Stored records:
---------------

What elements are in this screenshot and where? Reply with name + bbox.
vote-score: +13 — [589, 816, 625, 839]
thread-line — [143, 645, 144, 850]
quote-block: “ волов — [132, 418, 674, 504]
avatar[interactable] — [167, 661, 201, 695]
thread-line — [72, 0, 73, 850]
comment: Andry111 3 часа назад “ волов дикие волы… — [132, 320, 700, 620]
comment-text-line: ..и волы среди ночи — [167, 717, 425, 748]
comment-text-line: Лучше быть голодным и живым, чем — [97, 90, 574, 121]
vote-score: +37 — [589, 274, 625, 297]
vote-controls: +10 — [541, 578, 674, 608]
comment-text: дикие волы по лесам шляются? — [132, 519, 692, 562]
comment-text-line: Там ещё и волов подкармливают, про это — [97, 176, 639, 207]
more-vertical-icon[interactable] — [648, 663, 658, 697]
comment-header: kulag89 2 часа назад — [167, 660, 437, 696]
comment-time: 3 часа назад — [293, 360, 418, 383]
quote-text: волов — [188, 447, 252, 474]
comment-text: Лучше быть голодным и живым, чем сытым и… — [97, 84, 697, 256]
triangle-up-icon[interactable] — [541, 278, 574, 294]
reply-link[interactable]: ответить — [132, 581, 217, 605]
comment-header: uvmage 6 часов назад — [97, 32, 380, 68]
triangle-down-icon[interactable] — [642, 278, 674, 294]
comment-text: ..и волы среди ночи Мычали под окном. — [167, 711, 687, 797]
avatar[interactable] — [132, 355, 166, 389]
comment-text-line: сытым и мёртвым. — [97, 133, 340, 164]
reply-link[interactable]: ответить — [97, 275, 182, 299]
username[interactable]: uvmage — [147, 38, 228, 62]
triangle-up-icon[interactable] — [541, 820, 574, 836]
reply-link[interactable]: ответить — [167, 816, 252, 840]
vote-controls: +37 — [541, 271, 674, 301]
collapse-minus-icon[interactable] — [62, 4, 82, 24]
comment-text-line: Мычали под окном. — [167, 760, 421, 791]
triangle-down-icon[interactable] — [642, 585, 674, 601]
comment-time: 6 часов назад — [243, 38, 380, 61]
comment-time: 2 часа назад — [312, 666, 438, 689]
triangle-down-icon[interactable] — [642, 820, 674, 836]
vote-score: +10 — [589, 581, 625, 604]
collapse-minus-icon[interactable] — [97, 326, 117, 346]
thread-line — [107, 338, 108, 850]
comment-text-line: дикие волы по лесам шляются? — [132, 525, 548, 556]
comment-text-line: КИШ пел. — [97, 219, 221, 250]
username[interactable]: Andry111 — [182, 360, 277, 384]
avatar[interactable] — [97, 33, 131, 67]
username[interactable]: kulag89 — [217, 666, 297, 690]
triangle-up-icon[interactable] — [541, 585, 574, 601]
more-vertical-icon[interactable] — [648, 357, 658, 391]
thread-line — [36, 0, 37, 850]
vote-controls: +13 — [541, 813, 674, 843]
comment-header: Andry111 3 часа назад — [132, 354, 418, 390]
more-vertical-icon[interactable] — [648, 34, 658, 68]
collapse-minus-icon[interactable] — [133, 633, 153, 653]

---------------

Goal of the exercise: Copy out, unchanged, the lines of the entries from the first line through the line containing "thread-line — [72, 0, 73, 850]", including both ends.

Expected answer:
What elements are in this screenshot and where? Reply with name + bbox.
vote-score: +13 — [589, 816, 625, 839]
thread-line — [143, 645, 144, 850]
quote-block: “ волов — [132, 418, 674, 504]
avatar[interactable] — [167, 661, 201, 695]
thread-line — [72, 0, 73, 850]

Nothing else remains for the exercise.